* Begin EXERCISE INPUTS *
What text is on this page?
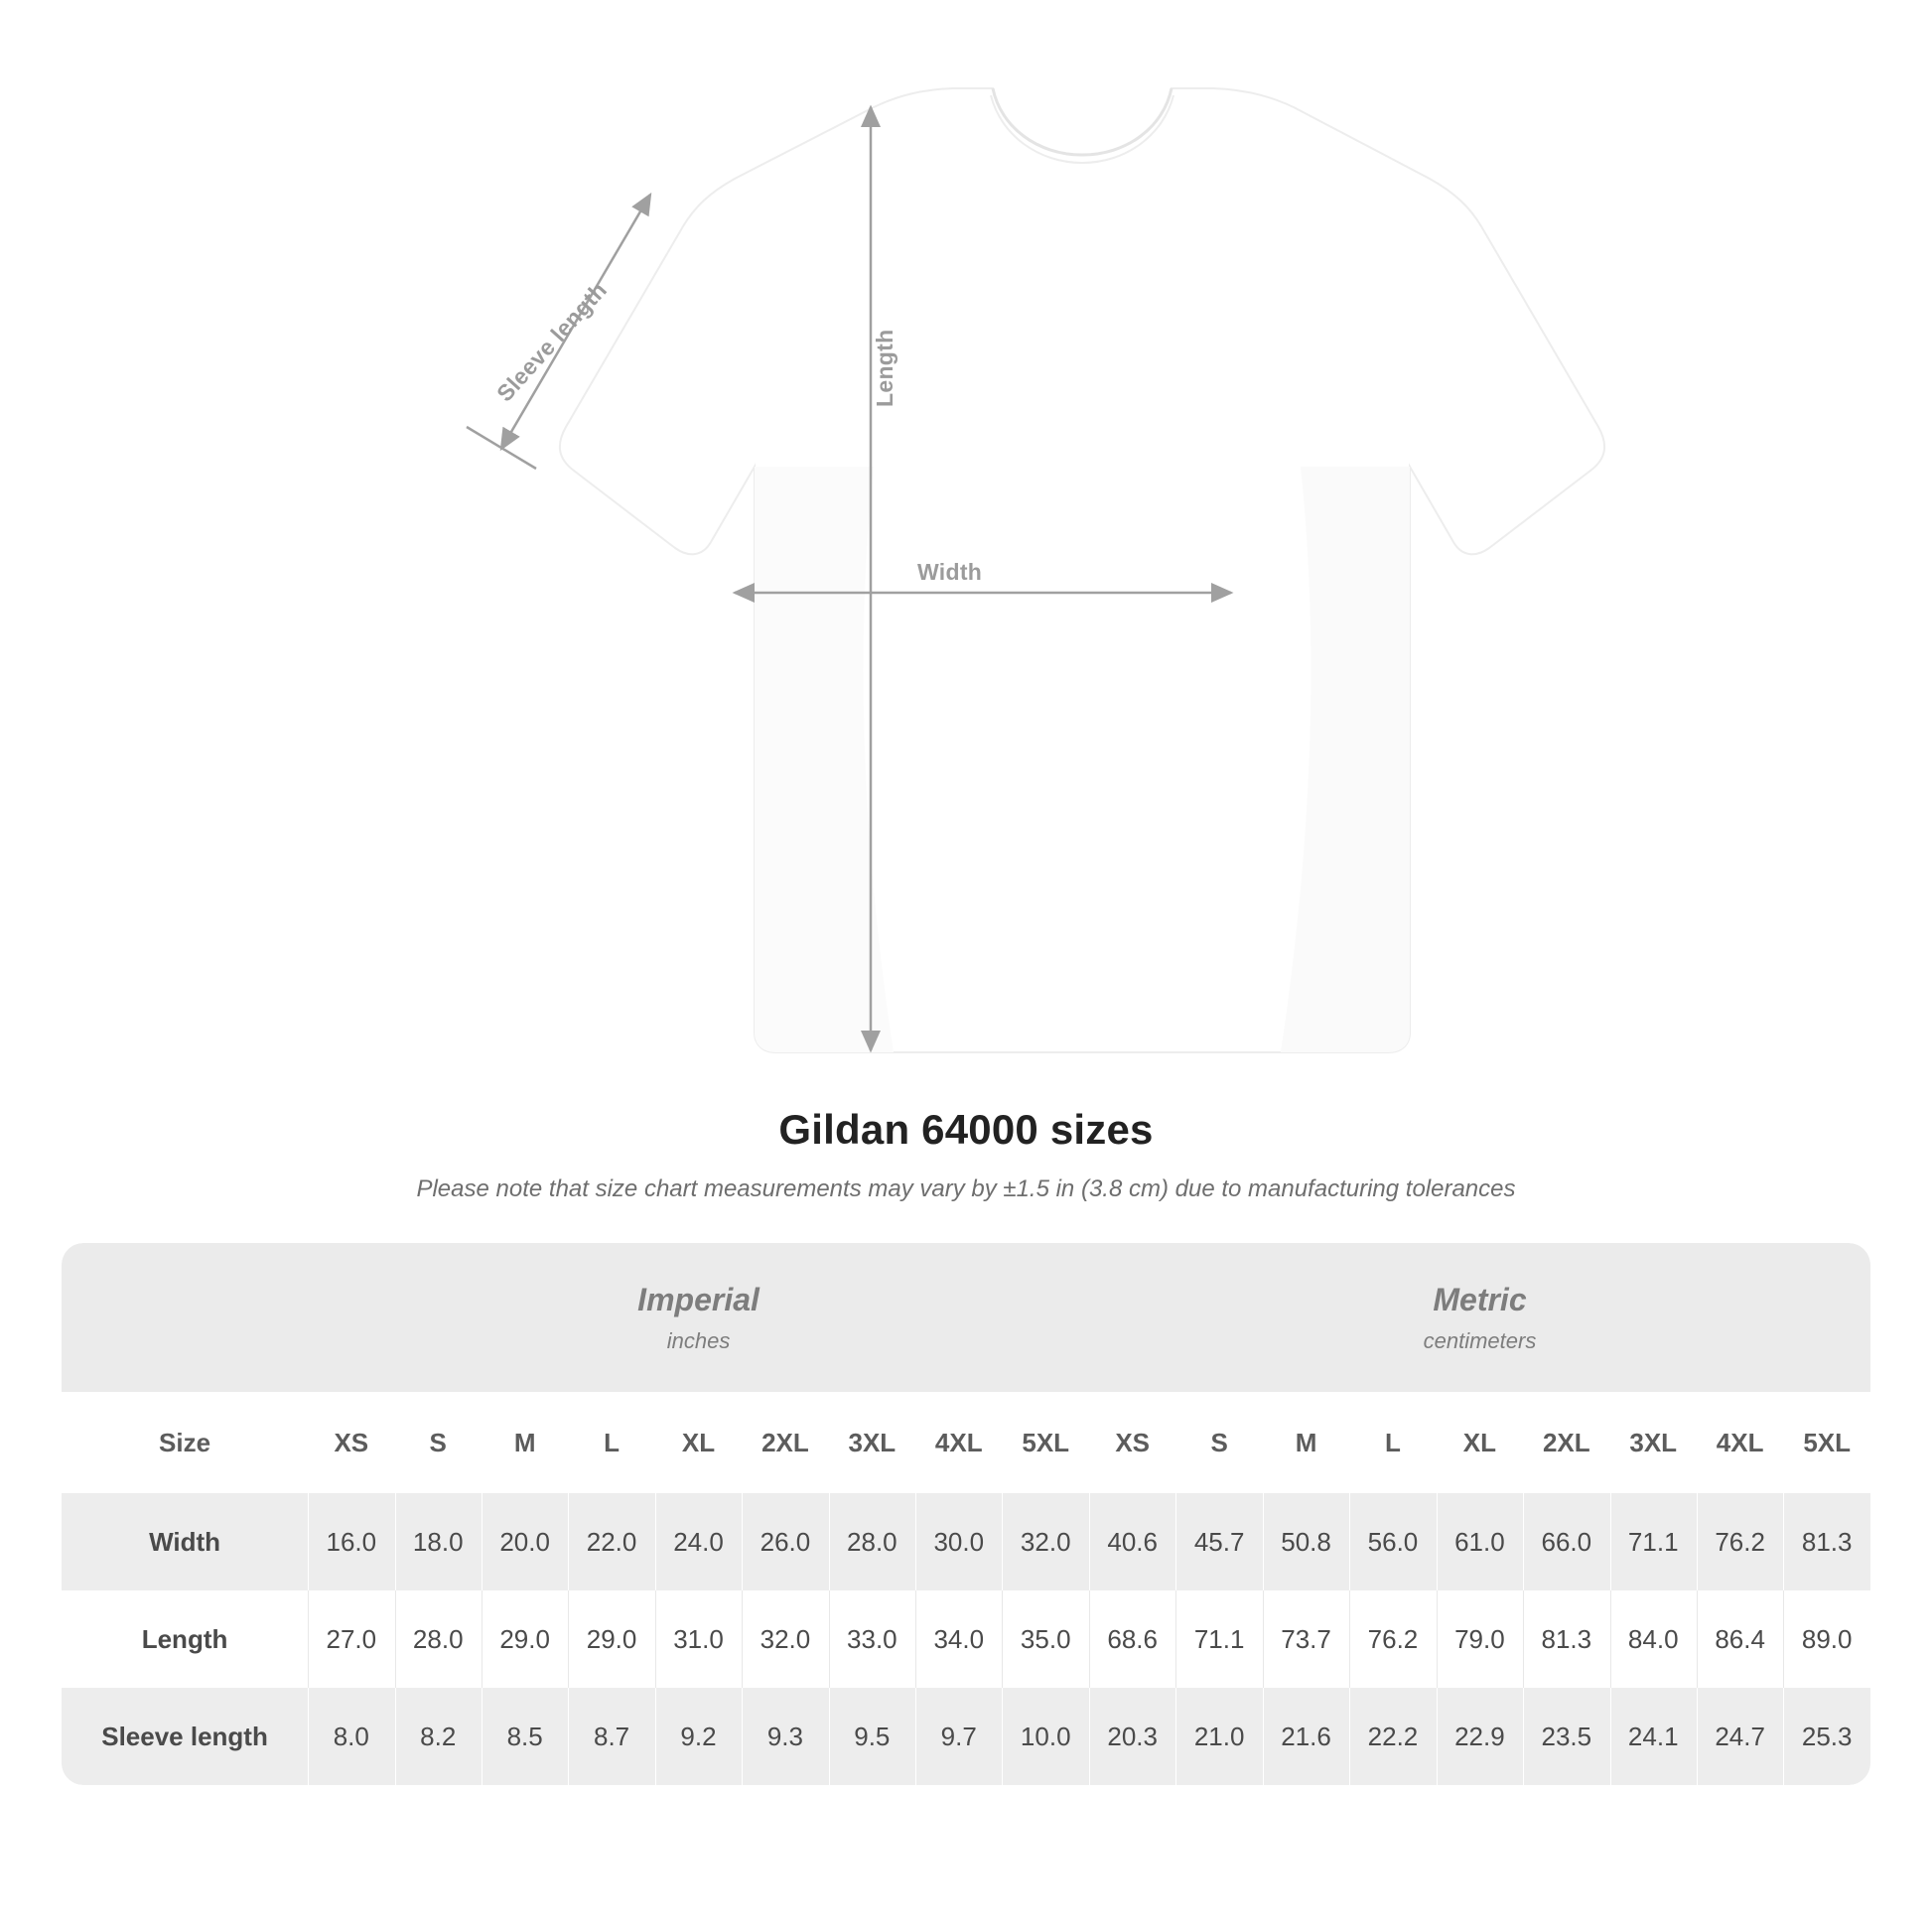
Width
Length
Sleeve length
Gildan 64000 sizes
Please note that size chart measurements may vary by ±1.5 in (3.8 cm) due to manufacturing tolerances

Imperial
inches

Metric
centimeters

Size	XS	S	M	L	XL	2XL	3XL	4XL	5XL	XS	S	M	L	XL	2XL	3XL	4XL	5XL
Width	16.0	18.0	20.0	22.0	24.0	26.0	28.0	30.0	32.0	40.6	45.7	50.8	56.0	61.0	66.0	71.1	76.2	81.3
Length	27.0	28.0	29.0	29.0	31.0	32.0	33.0	34.0	35.0	68.6	71.1	73.7	76.2	79.0	81.3	84.0	86.4	89.0
Sleeve length	8.0	8.2	8.5	8.7	9.2	9.3	9.5	9.7	10.0	20.3	21.0	21.6	22.2	22.9	23.5	24.1	24.7	25.3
* End EXERCISE INPUTS *
:: PROBLEM STATEMENT ::
Repeat all of the data above word for word, minus the pictures.

:: THE REPLY ::
What text is on this page?
Width
Length
Sleeve length
Gildan 64000 sizes
Please note that size chart measurements may vary by ±1.5 in (3.8 cm) due to manufacturing tolerances

Imperial
inches

Metric
centimeters

Size	XS	S	M	L	XL	2XL	3XL	4XL	5XL	XS	S	M	L	XL	2XL	3XL	4XL	5XL
Width	16.0	18.0	20.0	22.0	24.0	26.0	28.0	30.0	32.0	40.6	45.7	50.8	56.0	61.0	66.0	71.1	76.2	81.3
Length	27.0	28.0	29.0	29.0	31.0	32.0	33.0	34.0	35.0	68.6	71.1	73.7	76.2	79.0	81.3	84.0	86.4	89.0
Sleeve length	8.0	8.2	8.5	8.7	9.2	9.3	9.5	9.7	10.0	20.3	21.0	21.6	22.2	22.9	23.5	24.1	24.7	25.3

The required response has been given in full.